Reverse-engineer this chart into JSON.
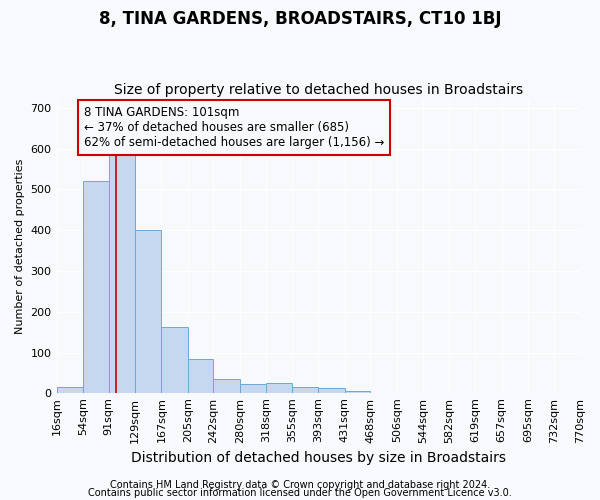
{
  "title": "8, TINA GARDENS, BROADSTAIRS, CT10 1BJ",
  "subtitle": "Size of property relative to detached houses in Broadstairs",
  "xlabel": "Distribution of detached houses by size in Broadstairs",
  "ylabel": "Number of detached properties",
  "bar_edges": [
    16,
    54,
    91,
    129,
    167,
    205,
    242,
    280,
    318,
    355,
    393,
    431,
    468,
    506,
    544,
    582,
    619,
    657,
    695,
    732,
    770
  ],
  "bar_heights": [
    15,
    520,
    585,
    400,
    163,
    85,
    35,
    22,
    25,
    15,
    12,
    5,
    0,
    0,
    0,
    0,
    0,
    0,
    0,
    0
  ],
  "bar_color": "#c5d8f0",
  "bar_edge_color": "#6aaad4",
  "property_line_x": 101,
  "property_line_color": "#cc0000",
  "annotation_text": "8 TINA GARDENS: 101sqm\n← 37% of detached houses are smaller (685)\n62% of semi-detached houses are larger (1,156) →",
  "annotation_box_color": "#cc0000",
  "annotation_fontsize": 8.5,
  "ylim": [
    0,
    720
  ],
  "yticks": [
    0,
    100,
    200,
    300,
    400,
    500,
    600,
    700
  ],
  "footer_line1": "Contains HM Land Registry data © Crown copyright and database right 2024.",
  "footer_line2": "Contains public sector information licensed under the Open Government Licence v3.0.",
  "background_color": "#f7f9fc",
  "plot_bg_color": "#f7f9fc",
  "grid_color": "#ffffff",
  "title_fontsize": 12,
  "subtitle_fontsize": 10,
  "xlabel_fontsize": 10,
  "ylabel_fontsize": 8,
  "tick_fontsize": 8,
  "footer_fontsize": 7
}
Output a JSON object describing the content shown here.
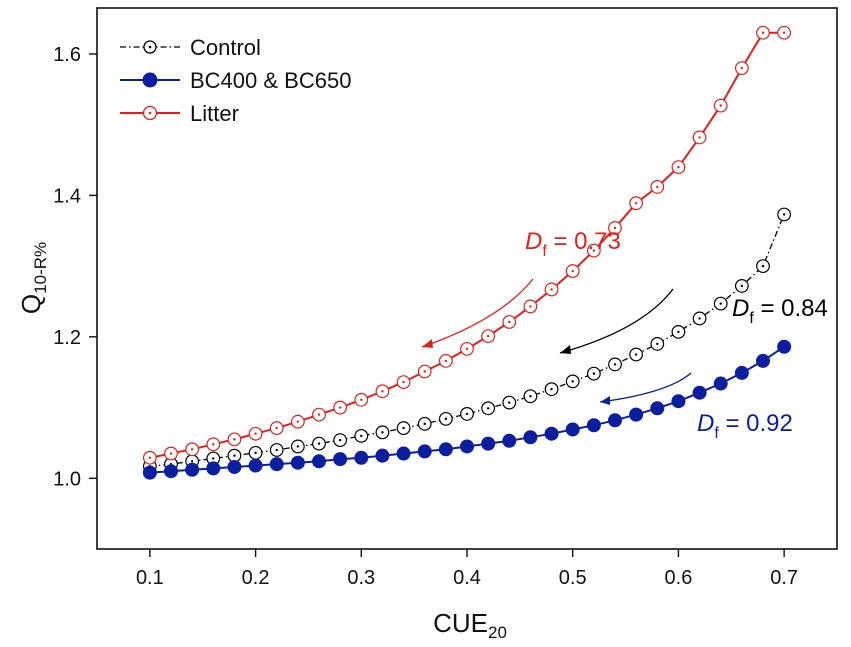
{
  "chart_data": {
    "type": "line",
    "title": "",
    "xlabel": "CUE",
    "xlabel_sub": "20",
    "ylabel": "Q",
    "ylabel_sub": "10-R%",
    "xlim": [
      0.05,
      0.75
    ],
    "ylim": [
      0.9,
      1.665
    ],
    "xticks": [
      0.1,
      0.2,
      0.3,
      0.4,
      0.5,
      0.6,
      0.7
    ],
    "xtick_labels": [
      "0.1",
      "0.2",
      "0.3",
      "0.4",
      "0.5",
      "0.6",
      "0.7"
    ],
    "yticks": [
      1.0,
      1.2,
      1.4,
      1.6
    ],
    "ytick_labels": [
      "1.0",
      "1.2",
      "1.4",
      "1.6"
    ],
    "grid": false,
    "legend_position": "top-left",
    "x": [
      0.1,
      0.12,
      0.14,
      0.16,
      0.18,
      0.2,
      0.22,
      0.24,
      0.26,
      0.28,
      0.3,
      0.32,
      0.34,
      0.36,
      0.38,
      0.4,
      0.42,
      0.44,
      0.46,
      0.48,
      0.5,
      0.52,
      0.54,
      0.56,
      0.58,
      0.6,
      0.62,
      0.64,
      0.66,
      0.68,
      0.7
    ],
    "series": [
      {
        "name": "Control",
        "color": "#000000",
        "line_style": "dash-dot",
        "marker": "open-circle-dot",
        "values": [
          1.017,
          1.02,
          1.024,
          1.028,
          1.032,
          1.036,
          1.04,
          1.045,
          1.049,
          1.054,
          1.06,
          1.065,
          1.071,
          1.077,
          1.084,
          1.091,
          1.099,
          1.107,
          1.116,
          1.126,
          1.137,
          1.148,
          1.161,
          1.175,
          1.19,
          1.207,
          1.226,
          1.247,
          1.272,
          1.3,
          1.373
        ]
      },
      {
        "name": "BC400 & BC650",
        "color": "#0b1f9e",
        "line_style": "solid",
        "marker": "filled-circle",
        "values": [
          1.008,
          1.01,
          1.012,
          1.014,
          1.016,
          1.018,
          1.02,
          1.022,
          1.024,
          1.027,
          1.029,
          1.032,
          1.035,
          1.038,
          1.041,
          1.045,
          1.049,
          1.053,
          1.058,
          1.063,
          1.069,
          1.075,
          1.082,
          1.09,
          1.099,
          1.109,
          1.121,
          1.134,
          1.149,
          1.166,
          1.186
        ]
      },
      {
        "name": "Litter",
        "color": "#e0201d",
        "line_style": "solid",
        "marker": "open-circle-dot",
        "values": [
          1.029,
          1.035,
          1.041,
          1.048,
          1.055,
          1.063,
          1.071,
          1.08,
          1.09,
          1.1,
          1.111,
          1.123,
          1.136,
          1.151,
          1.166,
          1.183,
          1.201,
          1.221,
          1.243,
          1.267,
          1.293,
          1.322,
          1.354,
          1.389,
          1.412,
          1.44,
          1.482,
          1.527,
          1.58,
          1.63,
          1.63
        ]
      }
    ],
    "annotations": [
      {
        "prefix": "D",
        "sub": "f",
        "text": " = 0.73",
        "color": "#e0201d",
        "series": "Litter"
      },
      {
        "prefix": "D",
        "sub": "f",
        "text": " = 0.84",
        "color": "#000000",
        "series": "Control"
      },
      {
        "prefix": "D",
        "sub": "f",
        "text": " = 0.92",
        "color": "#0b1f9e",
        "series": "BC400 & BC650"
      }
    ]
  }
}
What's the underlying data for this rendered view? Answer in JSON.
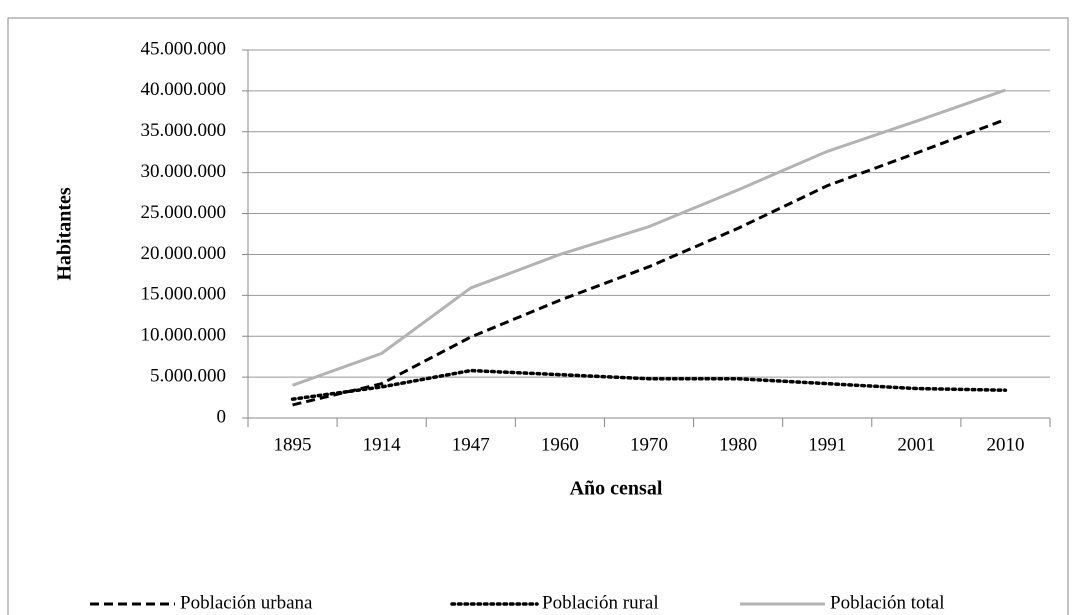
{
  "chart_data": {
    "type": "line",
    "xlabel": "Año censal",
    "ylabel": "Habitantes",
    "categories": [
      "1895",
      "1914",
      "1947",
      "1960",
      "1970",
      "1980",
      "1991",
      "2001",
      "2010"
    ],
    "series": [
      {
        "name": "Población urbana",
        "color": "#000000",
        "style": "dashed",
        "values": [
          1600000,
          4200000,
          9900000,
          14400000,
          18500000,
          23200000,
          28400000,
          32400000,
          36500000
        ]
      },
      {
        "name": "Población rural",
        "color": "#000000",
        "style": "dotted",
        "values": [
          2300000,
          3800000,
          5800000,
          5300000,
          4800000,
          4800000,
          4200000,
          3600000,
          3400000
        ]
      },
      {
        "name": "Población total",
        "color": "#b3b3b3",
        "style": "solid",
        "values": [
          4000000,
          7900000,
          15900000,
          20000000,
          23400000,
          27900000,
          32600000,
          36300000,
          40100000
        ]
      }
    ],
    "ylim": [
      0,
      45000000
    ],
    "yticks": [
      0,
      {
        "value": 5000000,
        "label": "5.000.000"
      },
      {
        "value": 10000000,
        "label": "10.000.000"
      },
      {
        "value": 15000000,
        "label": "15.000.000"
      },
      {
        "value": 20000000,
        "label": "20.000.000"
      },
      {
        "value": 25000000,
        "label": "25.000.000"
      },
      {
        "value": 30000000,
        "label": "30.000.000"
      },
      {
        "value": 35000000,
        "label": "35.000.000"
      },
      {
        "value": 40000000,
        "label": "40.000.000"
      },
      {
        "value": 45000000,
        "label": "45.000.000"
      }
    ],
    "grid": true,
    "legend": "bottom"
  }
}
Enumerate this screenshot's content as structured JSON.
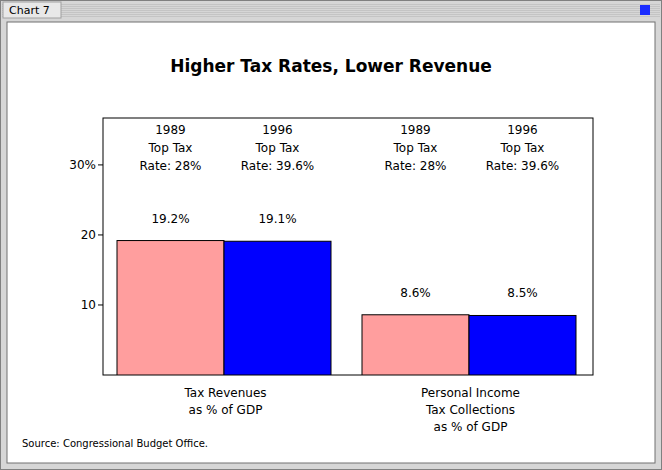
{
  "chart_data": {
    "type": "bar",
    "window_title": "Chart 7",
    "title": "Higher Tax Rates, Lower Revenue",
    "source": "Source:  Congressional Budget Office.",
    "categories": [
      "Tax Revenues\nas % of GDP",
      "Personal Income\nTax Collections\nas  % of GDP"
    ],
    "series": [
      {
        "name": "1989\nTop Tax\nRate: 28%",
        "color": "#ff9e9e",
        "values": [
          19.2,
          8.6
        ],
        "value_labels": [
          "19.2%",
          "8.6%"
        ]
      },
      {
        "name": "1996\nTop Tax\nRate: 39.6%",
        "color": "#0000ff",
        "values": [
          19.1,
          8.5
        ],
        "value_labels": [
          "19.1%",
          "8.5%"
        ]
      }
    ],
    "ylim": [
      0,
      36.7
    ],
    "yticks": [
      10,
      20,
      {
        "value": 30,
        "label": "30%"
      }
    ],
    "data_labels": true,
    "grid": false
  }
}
------------------------------------------------------------
Your goal
Show, from the material above, each line that includes the string "this".

The response
Reverse-engineer this chart into JSON.
What's the underlying data for this rendered view? Answer in JSON.
Enumerate this screenshot's content as structured JSON.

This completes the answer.